Extracted records:
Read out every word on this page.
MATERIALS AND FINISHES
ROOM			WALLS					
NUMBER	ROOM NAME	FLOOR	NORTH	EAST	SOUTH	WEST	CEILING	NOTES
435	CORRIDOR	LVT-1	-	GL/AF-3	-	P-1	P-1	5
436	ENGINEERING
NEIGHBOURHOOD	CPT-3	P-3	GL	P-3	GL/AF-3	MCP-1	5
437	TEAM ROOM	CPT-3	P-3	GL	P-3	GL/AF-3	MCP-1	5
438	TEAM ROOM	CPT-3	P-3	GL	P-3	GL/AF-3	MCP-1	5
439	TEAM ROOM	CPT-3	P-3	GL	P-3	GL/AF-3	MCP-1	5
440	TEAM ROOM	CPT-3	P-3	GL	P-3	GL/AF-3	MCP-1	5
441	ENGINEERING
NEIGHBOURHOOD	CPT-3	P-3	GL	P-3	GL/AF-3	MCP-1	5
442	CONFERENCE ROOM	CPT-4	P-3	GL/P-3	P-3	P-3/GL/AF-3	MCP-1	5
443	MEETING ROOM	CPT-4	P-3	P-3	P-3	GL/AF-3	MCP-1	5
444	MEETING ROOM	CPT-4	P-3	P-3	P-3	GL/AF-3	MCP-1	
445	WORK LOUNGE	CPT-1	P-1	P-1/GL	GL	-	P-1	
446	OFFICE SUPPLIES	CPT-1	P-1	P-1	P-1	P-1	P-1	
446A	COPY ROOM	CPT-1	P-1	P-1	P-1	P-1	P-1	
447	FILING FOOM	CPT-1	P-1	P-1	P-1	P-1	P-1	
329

Exercise prompt:
Report each line in the data that holds the word "ROOM".

Task answer:
ROOM			WALLS					
NUMBER	ROOM NAME	FLOOR	NORTH	EAST	SOUTH	WEST	CEILING	NOTES
437	TEAM ROOM	CPT-3	P-3	GL	P-3	GL/AF-3	MCP-1	5
438	TEAM ROOM	CPT-3	P-3	GL	P-3	GL/AF-3	MCP-1	5
439	TEAM ROOM	CPT-3	P-3	GL	P-3	GL/AF-3	MCP-1	5
440	TEAM ROOM	CPT-3	P-3	GL	P-3	GL/AF-3	MCP-1	5
442	CONFERENCE ROOM	CPT-4	P-3	GL/P-3	P-3	P-3/GL/AF-3	MCP-1	5
443	MEETING ROOM	CPT-4	P-3	P-3	P-3	GL/AF-3	MCP-1	5
444	MEETING ROOM	CPT-4	P-3	P-3	P-3	GL/AF-3	MCP-1	
446A	COPY ROOM	CPT-1	P-1	P-1	P-1	P-1	P-1	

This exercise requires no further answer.